> [WHAT YOU ARE ASKED TO DO]:
Your task is to transcribe all the entries exactly, excluding pictures.

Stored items
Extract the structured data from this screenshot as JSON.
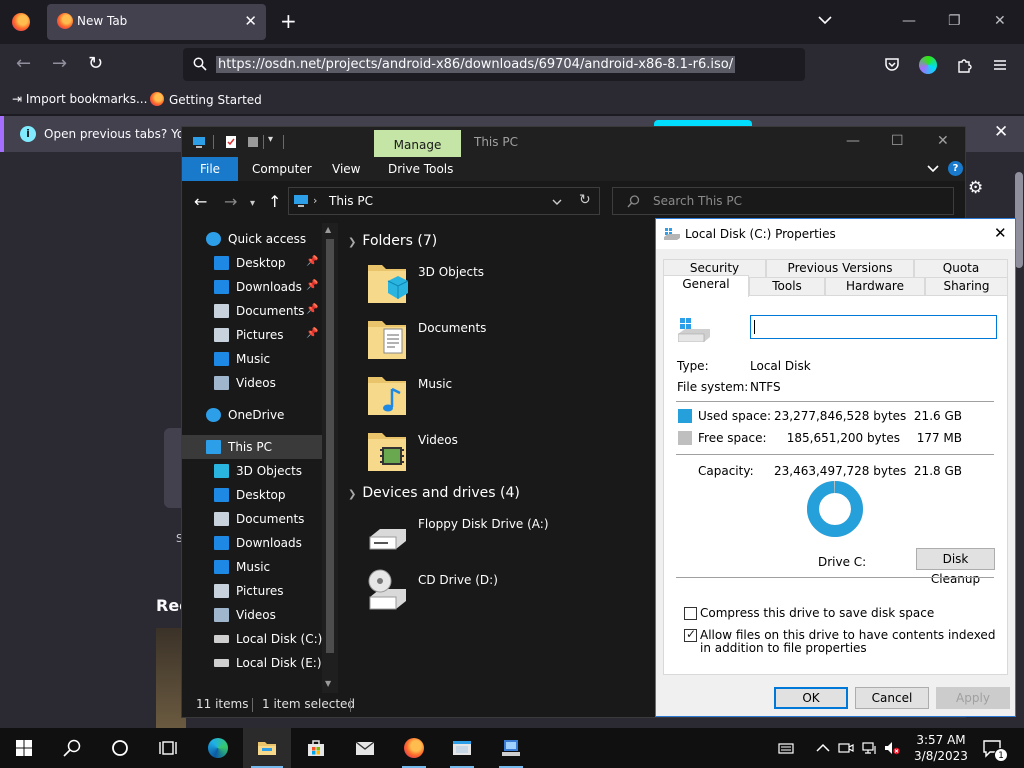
{
  "firefox": {
    "tab_title": "New Tab",
    "url": "https://osdn.net/projects/android-x86/downloads/69704/android-x86-8.1-r6.iso/",
    "bookmarks": [
      "Import bookmarks...",
      "Getting Started"
    ],
    "notice_text": "Open previous tabs? You c",
    "recent_heading": "Rec",
    "partial_s": "S"
  },
  "explorer": {
    "ribbon_context_tab": "Manage",
    "window_title": "This PC",
    "ribbon_tabs": [
      "File",
      "Computer",
      "View",
      "Drive Tools"
    ],
    "address": "This PC",
    "search_placeholder": "Search This PC",
    "nav_items": [
      {
        "label": "Quick access",
        "icon": "star-icon"
      },
      {
        "label": "Desktop",
        "icon": "desktop-folder-icon",
        "pinned": true
      },
      {
        "label": "Downloads",
        "icon": "downloads-folder-icon",
        "pinned": true
      },
      {
        "label": "Documents",
        "icon": "documents-folder-icon",
        "pinned": true
      },
      {
        "label": "Pictures",
        "icon": "pictures-folder-icon",
        "pinned": true
      },
      {
        "label": "Music",
        "icon": "music-folder-icon"
      },
      {
        "label": "Videos",
        "icon": "videos-folder-icon"
      },
      {
        "label": "OneDrive",
        "icon": "onedrive-cloud-icon"
      },
      {
        "label": "This PC",
        "icon": "this-pc-icon",
        "selected": true
      },
      {
        "label": "3D Objects",
        "icon": "3d-objects-folder-icon"
      },
      {
        "label": "Desktop",
        "icon": "desktop-folder-icon"
      },
      {
        "label": "Documents",
        "icon": "documents-folder-icon"
      },
      {
        "label": "Downloads",
        "icon": "downloads-folder-icon"
      },
      {
        "label": "Music",
        "icon": "music-folder-icon"
      },
      {
        "label": "Pictures",
        "icon": "pictures-folder-icon"
      },
      {
        "label": "Videos",
        "icon": "videos-folder-icon"
      },
      {
        "label": "Local Disk (C:)",
        "icon": "local-disk-icon"
      },
      {
        "label": "Local Disk (E:)",
        "icon": "local-disk-icon"
      }
    ],
    "folders_header": "Folders (7)",
    "folders": [
      "3D Objects",
      "Documents",
      "Music",
      "Videos"
    ],
    "devices_header": "Devices and drives (4)",
    "devices": [
      "Floppy Disk Drive (A:)",
      "CD Drive (D:)"
    ],
    "status_items": "11 items",
    "status_selected": "1 item selected"
  },
  "properties": {
    "title": "Local Disk (C:) Properties",
    "tabs_row1": [
      "Security",
      "Previous Versions",
      "Quota"
    ],
    "tabs_row2": [
      "General",
      "Tools",
      "Hardware",
      "Sharing"
    ],
    "active_tab": "General",
    "volume_label": "",
    "type_label": "Type:",
    "type_value": "Local Disk",
    "fs_label": "File system:",
    "fs_value": "NTFS",
    "used_label": "Used space:",
    "used_bytes": "23,277,846,528 bytes",
    "used_gb": "21.6 GB",
    "free_label": "Free space:",
    "free_bytes": "185,651,200 bytes",
    "free_mb": "177 MB",
    "capacity_label": "Capacity:",
    "capacity_bytes": "23,463,497,728 bytes",
    "capacity_gb": "21.8 GB",
    "used_fraction": 0.992,
    "drive_caption": "Drive C:",
    "cleanup_label": "Disk Cleanup",
    "compress_label": "Compress this drive to save disk space",
    "compress_checked": false,
    "index_label": "Allow files on this drive to have contents indexed in addition to file properties",
    "index_checked": true,
    "ok_label": "OK",
    "cancel_label": "Cancel",
    "apply_label": "Apply",
    "colors": {
      "used": "#26a0da",
      "free": "#bfbfbf"
    }
  },
  "taskbar": {
    "time": "3:57 AM",
    "date": "3/8/2023",
    "notification_count": "1"
  }
}
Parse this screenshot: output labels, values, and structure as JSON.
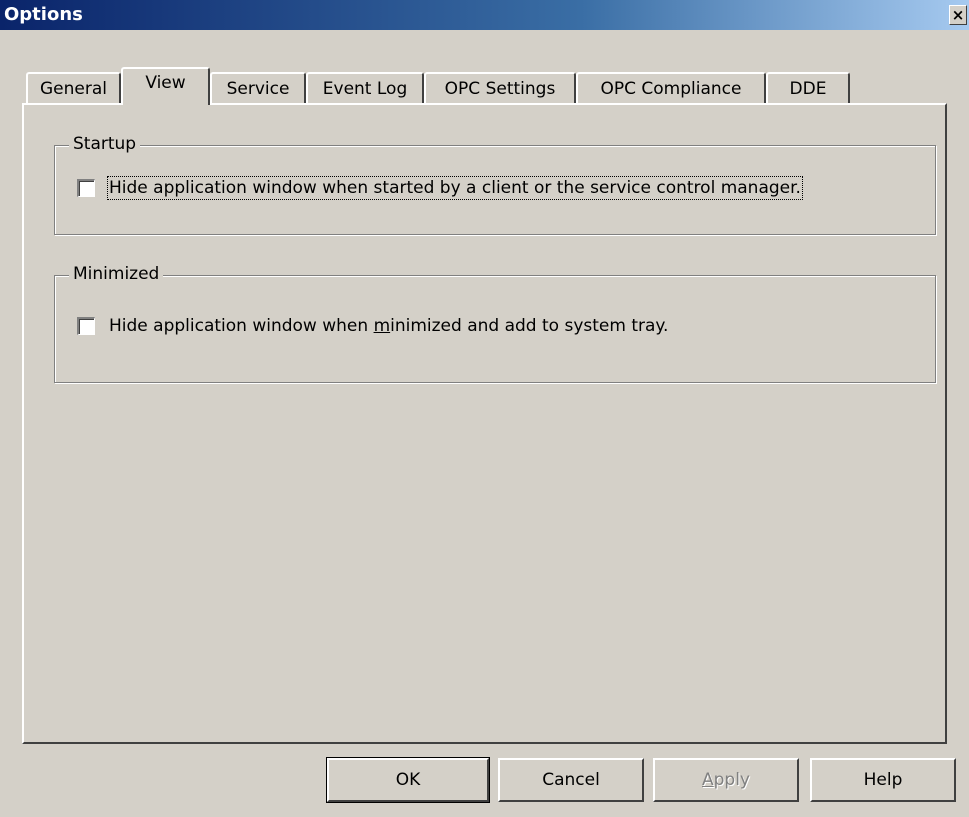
{
  "window": {
    "title": "Options"
  },
  "titlebar": {
    "close_glyph": "×"
  },
  "tabs": [
    {
      "label": "General",
      "active": false
    },
    {
      "label": "View",
      "active": true
    },
    {
      "label": "Service",
      "active": false
    },
    {
      "label": "Event Log",
      "active": false
    },
    {
      "label": "OPC Settings",
      "active": false
    },
    {
      "label": "OPC Compliance",
      "active": false
    },
    {
      "label": "DDE",
      "active": false
    }
  ],
  "startup": {
    "label": "Startup",
    "checkbox_label": "Hide application window when started by a client or the service control manager.",
    "checked": false
  },
  "minimized": {
    "label": "Minimized",
    "checkbox_label_pre": "Hide application window when ",
    "checkbox_label_accel": "m",
    "checkbox_label_post": "inimized and add to system tray.",
    "checked": false
  },
  "buttons": {
    "ok": "OK",
    "cancel": "Cancel",
    "apply_accel": "A",
    "apply_rest": "pply",
    "help": "Help"
  },
  "colors": {
    "face": "#d4d0c8",
    "title_start": "#0a246a",
    "title_end": "#a6caf0",
    "disabled_text": "#808080"
  }
}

> [RESULT FOR THIS TASK]:
Extract the structured data from this screenshot as JSON.
{
  "firefox": {
    "tab_title": "New Tab",
    "url": "https://osdn.net/projects/android-x86/downloads/69704/android-x86-8.1-r6.iso/",
    "bookmarks": [
      "Import bookmarks...",
      "Getting Started"
    ],
    "notice_text": "Open previous tabs? You c",
    "recent_heading": "Rec",
    "partial_s": "S"
  },
  "explorer": {
    "ribbon_context_tab": "Manage",
    "window_title": "This PC",
    "ribbon_tabs": [
      "File",
      "Computer",
      "View",
      "Drive Tools"
    ],
    "address": "This PC",
    "search_placeholder": "Search This PC",
    "nav_items": [
      {
        "label": "Quick access",
        "icon": "star-icon"
      },
      {
        "label": "Desktop",
        "icon": "desktop-folder-icon",
        "pinned": true
      },
      {
        "label": "Downloads",
        "icon": "downloads-folder-icon",
        "pinned": true
      },
      {
        "label": "Documents",
        "icon": "documents-folder-icon",
        "pinned": true
      },
      {
        "label": "Pictures",
        "icon": "pictures-folder-icon",
        "pinned": true
      },
      {
        "label": "Music",
        "icon": "music-folder-icon"
      },
      {
        "label": "Videos",
        "icon": "videos-folder-icon"
      },
      {
        "label": "OneDrive",
        "icon": "onedrive-cloud-icon"
      },
      {
        "label": "This PC",
        "icon": "this-pc-icon",
        "selected": true
      },
      {
        "label": "3D Objects",
        "icon": "3d-objects-folder-icon"
      },
      {
        "label": "Desktop",
        "icon": "desktop-folder-icon"
      },
      {
        "label": "Documents",
        "icon": "documents-folder-icon"
      },
      {
        "label": "Downloads",
        "icon": "downloads-folder-icon"
      },
      {
        "label": "Music",
        "icon": "music-folder-icon"
      },
      {
        "label": "Pictures",
        "icon": "pictures-folder-icon"
      },
      {
        "label": "Videos",
        "icon": "videos-folder-icon"
      },
      {
        "label": "Local Disk (C:)",
        "icon": "local-disk-icon"
      },
      {
        "label": "Local Disk (E:)",
        "icon": "local-disk-icon"
      }
    ],
    "folders_header": "Folders (7)",
    "folders": [
      "3D Objects",
      "Documents",
      "Music",
      "Videos"
    ],
    "devices_header": "Devices and drives (4)",
    "devices": [
      "Floppy Disk Drive (A:)",
      "CD Drive (D:)"
    ],
    "status_items": "11 items",
    "status_selected": "1 item selected"
  },
  "properties": {
    "title": "Local Disk (C:) Properties",
    "tabs_row1": [
      "Security",
      "Previous Versions",
      "Quota"
    ],
    "tabs_row2": [
      "General",
      "Tools",
      "Hardware",
      "Sharing"
    ],
    "active_tab": "General",
    "volume_label": "",
    "type_label": "Type:",
    "type_value": "Local Disk",
    "fs_label": "File system:",
    "fs_value": "NTFS",
    "used_label": "Used space:",
    "used_bytes": "23,277,846,528 bytes",
    "used_gb": "21.6 GB",
    "free_label": "Free space:",
    "free_bytes": "185,651,200 bytes",
    "free_mb": "177 MB",
    "capacity_label": "Capacity:",
    "capacity_bytes": "23,463,497,728 bytes",
    "capacity_gb": "21.8 GB",
    "used_fraction": 0.992,
    "drive_caption": "Drive C:",
    "cleanup_label": "Disk Cleanup",
    "compress_label": "Compress this drive to save disk space",
    "compress_checked": false,
    "index_label": "Allow files on this drive to have contents indexed in addition to file properties",
    "index_checked": true,
    "ok_label": "OK",
    "cancel_label": "Cancel",
    "apply_label": "Apply",
    "colors": {
      "used": "#26a0da",
      "free": "#bfbfbf"
    }
  },
  "taskbar": {
    "time": "3:57 AM",
    "date": "3/8/2023",
    "notification_count": "1"
  }
}
Parse this screenshot: output labels, values, and structure as JSON.
{
  "window": {
    "title": "Options"
  },
  "titlebar": {
    "close_glyph": "×"
  },
  "tabs": [
    {
      "label": "General",
      "active": false
    },
    {
      "label": "View",
      "active": true
    },
    {
      "label": "Service",
      "active": false
    },
    {
      "label": "Event Log",
      "active": false
    },
    {
      "label": "OPC Settings",
      "active": false
    },
    {
      "label": "OPC Compliance",
      "active": false
    },
    {
      "label": "DDE",
      "active": false
    }
  ],
  "startup": {
    "label": "Startup",
    "checkbox_label": "Hide application window when started by a client or the service control manager.",
    "checked": false
  },
  "minimized": {
    "label": "Minimized",
    "checkbox_label_pre": "Hide application window when ",
    "checkbox_label_accel": "m",
    "checkbox_label_post": "inimized and add to system tray.",
    "checked": false
  },
  "buttons": {
    "ok": "OK",
    "cancel": "Cancel",
    "apply_accel": "A",
    "apply_rest": "pply",
    "help": "Help"
  },
  "colors": {
    "face": "#d4d0c8",
    "title_start": "#0a246a",
    "title_end": "#a6caf0",
    "disabled_text": "#808080"
  }
}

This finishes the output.